▶ What to produce
Reproduce the lines below verbatim, beginning with the first and ending with the line that contains "- legend-marker-seec-tot: [161, 11, 179, 29]".

— begin Data shown —

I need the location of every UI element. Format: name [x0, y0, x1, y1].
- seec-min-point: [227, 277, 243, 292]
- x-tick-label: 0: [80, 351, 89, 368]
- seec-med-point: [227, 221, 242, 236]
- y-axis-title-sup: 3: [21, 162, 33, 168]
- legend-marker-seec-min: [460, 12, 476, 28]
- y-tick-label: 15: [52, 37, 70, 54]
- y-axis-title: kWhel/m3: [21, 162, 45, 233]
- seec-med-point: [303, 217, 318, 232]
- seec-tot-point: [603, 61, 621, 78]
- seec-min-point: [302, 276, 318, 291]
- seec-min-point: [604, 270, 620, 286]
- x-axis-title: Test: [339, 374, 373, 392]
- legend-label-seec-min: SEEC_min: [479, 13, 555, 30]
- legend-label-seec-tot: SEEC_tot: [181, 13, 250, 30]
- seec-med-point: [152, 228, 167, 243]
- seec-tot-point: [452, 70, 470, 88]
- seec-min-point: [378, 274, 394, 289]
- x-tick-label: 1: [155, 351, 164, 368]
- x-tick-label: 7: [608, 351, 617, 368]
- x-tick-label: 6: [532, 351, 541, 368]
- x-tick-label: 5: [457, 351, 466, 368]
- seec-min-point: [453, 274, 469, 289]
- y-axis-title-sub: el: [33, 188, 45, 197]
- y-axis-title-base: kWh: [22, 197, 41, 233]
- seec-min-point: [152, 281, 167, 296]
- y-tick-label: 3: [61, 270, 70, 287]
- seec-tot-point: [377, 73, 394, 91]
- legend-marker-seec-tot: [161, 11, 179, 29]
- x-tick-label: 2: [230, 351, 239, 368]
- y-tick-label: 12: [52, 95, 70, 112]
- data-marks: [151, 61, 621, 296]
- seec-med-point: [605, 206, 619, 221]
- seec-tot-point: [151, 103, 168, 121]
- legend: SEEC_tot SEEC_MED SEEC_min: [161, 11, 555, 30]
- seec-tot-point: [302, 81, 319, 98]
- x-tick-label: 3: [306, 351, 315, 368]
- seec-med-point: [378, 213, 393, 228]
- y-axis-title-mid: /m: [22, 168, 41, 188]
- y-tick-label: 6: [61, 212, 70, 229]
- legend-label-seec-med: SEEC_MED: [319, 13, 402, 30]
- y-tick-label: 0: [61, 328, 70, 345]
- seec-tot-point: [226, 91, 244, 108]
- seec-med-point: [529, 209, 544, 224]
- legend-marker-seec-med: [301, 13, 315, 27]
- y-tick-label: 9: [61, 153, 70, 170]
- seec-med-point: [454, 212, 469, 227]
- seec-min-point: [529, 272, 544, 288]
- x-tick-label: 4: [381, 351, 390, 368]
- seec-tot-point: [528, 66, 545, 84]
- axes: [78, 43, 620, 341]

— end Data shown —

▶ Result of the task
I need the location of every UI element. Format: name [x0, y0, x1, y1].
- seec-min-point: [227, 277, 243, 292]
- x-tick-label: 0: [80, 351, 89, 368]
- seec-med-point: [227, 221, 242, 236]
- y-axis-title-sup: 3: [21, 162, 33, 168]
- legend-marker-seec-min: [460, 12, 476, 28]
- y-tick-label: 15: [52, 37, 70, 54]
- y-axis-title: kWhel/m3: [21, 162, 45, 233]
- seec-med-point: [303, 217, 318, 232]
- seec-tot-point: [603, 61, 621, 78]
- seec-min-point: [302, 276, 318, 291]
- seec-min-point: [604, 270, 620, 286]
- x-axis-title: Test: [339, 374, 373, 392]
- legend-label-seec-min: SEEC_min: [479, 13, 555, 30]
- legend-label-seec-tot: SEEC_tot: [181, 13, 250, 30]
- seec-med-point: [152, 228, 167, 243]
- seec-tot-point: [452, 70, 470, 88]
- seec-min-point: [378, 274, 394, 289]
- x-tick-label: 1: [155, 351, 164, 368]
- x-tick-label: 7: [608, 351, 617, 368]
- x-tick-label: 6: [532, 351, 541, 368]
- x-tick-label: 5: [457, 351, 466, 368]
- seec-min-point: [453, 274, 469, 289]
- y-axis-title-sub: el: [33, 188, 45, 197]
- y-axis-title-base: kWh: [22, 197, 41, 233]
- seec-min-point: [152, 281, 167, 296]
- y-tick-label: 3: [61, 270, 70, 287]
- seec-tot-point: [377, 73, 394, 91]
- legend-marker-seec-tot: [161, 11, 179, 29]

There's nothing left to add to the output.